━━ EXTRACT PROVIDED

The idea is simple: apply the probabilistic method to the problem. Let’s start with a simple lemma:

Lemma 1 For any collection of {n} runners with non-zero paces that need not be distinct, and any interval {I} that includes the starting point, there is at least one time so that at most

\displaystyle  \lfloor n|I| \rfloor

runners are in the interval {I}.

Here {|I|} is the length of the interval. Before we prove the lemma let me give two interesting statements that follow.

Corollary 2 For any {n} and any runners with distinct non-zero paces, there is at least one time so that at most one runner is within {\frac{1}{n+1}} of the starting point.

Proof: The corollary follows by letting {I} be the interval {[-\frac{1}{n+1},+\frac{1}{n+1}]}. The lemma shows there is a time so that

\displaystyle  \lfloor n \cdot \frac{2}{n+1} \rfloor

runners are in {I}. But this quantity is {1}. \Box

Another corollary is this:

Corollary 3 For any {n} and any runners, fix a runner {r}. Then there is at least one time so that at most one runner {r' \neq r} is within {\frac{1}{n+2}} of the starting point.

Note that the interval is slightly smaller than before: the denominator has changed from {n+1} to {n+2}. But now we can “control” slightly which runner is allowed to be near the start.

Proof: The proof of the lemma is a simple probabilistic method argument. I cannot find a reference for it, but it must be well-known. In any case let’s go over the proof for completeness.

Define {X_{i}} to be the indicator random variable so that it is {1} when the {i^{th}} runner is in the interval {I} for a random time {t}. I claim that

\displaystyle  E[X_{i}] = |I|,

for all {i}. The claim follows by noting that as time {t} varies uniformly so does the runner’s position.

Now consider the summation

\displaystyle  S = \sum_{i=1}^{n} X_{i}.

This is the number of runners that are in the interval {I} at a random time {t}. But the expectation of {S} is {w = n|I|}. So there must be some time when {S \le \lfloor w \rfloor}, since {S} is an integer valued random variable. \Box

Building the Argument

Of course, having {1} runner near the start is not loneliness for me. But we can ask, what about the times when this runner enters, or leaves?

━━━━
━━ PROVIDED DATA

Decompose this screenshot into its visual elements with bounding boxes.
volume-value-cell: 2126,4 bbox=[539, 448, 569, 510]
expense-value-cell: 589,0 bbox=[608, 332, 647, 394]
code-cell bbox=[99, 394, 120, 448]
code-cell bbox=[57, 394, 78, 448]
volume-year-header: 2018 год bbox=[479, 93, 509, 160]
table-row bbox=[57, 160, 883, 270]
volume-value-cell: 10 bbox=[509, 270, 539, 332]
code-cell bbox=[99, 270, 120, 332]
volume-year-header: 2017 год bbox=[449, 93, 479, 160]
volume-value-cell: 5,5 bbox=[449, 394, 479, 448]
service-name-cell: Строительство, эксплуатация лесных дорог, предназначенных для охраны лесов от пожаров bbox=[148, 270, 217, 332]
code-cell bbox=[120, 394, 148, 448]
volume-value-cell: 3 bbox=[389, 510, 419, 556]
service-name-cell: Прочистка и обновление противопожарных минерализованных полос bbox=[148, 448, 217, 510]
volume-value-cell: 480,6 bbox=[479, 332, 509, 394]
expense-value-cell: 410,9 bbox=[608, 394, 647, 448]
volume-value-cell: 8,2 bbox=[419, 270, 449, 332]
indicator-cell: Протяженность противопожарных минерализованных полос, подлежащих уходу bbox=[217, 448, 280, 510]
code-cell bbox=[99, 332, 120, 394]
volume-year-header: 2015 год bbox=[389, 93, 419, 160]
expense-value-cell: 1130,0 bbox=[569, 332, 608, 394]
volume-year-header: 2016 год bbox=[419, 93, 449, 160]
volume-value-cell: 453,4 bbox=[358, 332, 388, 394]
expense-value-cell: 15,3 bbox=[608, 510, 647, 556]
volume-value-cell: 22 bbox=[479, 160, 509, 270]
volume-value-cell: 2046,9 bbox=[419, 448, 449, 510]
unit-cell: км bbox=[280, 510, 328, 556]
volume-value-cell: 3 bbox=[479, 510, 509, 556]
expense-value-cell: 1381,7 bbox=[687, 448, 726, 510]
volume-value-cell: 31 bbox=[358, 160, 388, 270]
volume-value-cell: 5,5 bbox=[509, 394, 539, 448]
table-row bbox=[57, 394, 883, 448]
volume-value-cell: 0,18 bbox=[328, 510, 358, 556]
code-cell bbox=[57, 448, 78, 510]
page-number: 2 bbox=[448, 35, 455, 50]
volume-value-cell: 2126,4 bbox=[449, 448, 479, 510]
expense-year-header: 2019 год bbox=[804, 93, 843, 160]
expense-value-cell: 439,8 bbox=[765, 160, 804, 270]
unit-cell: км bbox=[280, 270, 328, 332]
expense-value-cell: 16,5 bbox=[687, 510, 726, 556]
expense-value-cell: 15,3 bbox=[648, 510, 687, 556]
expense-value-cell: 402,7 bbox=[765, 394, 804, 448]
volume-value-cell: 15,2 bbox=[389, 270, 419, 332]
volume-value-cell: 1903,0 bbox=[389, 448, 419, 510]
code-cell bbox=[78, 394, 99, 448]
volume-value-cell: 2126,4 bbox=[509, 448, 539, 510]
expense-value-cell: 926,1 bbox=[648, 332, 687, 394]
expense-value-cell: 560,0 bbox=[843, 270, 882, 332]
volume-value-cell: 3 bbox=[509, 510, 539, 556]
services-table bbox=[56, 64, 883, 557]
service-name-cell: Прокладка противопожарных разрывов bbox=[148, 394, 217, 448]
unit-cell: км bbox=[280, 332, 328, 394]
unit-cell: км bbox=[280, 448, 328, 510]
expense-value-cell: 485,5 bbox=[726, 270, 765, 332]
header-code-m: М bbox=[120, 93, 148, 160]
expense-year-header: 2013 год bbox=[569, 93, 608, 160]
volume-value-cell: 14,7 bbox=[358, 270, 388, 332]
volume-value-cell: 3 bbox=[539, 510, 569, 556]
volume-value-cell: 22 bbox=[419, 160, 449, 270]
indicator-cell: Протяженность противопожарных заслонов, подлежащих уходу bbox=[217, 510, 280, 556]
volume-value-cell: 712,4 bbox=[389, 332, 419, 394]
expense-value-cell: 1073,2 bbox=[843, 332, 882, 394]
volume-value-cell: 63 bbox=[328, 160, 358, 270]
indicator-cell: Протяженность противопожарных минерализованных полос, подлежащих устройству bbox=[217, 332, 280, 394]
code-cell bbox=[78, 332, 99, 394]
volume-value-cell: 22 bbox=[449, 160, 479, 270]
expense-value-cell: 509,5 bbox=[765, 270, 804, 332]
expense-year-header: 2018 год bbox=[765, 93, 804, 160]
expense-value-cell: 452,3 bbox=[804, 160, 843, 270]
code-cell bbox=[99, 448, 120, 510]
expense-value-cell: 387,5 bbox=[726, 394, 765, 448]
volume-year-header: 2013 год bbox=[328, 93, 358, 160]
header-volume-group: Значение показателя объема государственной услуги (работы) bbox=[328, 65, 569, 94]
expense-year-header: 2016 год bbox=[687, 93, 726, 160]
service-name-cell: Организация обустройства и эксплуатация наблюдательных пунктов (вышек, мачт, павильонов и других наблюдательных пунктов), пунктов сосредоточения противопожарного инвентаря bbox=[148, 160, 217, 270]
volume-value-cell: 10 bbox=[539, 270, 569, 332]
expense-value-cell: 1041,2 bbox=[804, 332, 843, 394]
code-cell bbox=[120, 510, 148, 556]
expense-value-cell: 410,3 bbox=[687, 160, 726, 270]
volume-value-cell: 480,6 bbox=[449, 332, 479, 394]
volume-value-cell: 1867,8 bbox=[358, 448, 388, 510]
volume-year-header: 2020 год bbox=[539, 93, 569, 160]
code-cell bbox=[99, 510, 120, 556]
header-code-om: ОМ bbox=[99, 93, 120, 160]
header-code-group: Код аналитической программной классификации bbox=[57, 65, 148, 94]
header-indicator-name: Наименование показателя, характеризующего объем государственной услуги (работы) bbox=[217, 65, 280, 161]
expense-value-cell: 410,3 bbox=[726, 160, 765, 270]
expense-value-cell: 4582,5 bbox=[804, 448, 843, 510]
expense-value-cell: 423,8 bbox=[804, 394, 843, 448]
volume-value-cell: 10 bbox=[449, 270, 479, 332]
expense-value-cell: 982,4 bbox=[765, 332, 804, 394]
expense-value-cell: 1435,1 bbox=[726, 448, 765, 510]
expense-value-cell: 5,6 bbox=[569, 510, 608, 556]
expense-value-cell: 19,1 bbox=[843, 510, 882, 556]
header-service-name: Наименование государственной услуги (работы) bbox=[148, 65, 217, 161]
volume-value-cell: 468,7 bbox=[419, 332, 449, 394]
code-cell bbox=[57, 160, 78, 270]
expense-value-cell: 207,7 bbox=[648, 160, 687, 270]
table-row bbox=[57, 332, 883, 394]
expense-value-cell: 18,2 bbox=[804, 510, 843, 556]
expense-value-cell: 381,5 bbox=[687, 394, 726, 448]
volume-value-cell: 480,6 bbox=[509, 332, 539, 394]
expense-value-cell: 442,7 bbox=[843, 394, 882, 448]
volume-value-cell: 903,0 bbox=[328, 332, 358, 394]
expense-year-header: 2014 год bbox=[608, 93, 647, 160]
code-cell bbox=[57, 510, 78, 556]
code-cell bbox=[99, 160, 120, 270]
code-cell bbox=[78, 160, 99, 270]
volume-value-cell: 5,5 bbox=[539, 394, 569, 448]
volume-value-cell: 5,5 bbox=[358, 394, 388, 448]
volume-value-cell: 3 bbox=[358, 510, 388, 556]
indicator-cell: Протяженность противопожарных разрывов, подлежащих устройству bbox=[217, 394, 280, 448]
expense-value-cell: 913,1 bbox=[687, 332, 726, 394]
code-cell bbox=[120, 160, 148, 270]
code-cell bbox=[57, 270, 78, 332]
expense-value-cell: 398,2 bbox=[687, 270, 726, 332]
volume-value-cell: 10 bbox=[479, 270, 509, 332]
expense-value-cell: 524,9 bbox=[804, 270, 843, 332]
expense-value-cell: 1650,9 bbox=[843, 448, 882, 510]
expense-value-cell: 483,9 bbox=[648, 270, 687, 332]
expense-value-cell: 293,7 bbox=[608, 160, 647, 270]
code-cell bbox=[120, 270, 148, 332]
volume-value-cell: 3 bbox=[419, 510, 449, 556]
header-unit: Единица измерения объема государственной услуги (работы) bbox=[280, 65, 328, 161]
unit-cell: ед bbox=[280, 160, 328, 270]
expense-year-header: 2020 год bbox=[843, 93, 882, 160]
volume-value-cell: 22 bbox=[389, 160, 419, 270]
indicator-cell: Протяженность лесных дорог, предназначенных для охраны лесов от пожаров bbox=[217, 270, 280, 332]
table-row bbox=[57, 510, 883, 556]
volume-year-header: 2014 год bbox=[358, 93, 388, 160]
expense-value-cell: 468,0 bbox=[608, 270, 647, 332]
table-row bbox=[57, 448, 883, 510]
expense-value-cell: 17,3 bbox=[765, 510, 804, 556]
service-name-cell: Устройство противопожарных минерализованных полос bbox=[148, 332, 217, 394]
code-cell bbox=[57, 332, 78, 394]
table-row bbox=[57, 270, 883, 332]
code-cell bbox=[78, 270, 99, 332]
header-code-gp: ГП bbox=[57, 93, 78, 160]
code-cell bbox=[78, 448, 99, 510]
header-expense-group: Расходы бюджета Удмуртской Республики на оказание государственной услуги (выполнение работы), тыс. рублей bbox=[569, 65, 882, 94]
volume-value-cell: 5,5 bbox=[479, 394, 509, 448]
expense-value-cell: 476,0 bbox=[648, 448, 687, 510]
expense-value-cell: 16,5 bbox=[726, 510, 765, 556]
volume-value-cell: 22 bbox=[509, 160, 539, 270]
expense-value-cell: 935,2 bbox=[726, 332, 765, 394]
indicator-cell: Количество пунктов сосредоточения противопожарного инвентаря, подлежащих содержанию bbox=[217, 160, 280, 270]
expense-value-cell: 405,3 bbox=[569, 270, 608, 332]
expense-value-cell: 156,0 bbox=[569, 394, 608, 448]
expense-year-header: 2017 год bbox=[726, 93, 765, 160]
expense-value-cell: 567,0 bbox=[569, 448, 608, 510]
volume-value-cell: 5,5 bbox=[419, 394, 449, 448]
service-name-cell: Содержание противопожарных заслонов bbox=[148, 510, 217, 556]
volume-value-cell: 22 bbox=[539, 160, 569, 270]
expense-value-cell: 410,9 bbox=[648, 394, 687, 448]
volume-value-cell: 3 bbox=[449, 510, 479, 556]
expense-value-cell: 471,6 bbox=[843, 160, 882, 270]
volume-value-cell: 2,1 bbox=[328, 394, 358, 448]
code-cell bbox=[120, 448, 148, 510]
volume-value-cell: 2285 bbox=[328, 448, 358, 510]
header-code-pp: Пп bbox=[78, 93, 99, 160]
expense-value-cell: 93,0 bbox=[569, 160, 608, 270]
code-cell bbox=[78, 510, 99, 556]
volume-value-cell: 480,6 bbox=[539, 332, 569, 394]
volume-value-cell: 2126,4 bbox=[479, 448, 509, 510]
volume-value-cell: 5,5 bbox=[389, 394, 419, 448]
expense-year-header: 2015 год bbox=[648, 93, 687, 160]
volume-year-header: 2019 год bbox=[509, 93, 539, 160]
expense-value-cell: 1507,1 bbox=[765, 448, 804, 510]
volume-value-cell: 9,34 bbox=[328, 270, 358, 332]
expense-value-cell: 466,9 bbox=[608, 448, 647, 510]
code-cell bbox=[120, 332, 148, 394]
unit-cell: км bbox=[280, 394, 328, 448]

━━━━

REQUIREMENTS:
- a) Can you write out the runners passage word for word, starting at "Note that the" and ending at "near the start."?
- b) Which numbered results, a lemma or corollaries, does the runners passage state? Give each one's label.
- c) How would you put this sentence from the runners passage into Spanish: "I cannot find a reference for it, but it must be well-known."
You won't need the items for any of this.

RESULTS FOR EACH TASK:
- a)
Note that the interval is slightly smaller than before: the denominator has changed from {n+1} to {n+2}. But now we can “control” slightly which runner is allowed to be near the start.

- b)
Lemma 1
Corollary 2
Corollary 3

- c) No encuentro una referencia para ello, pero debe de ser bien conocido.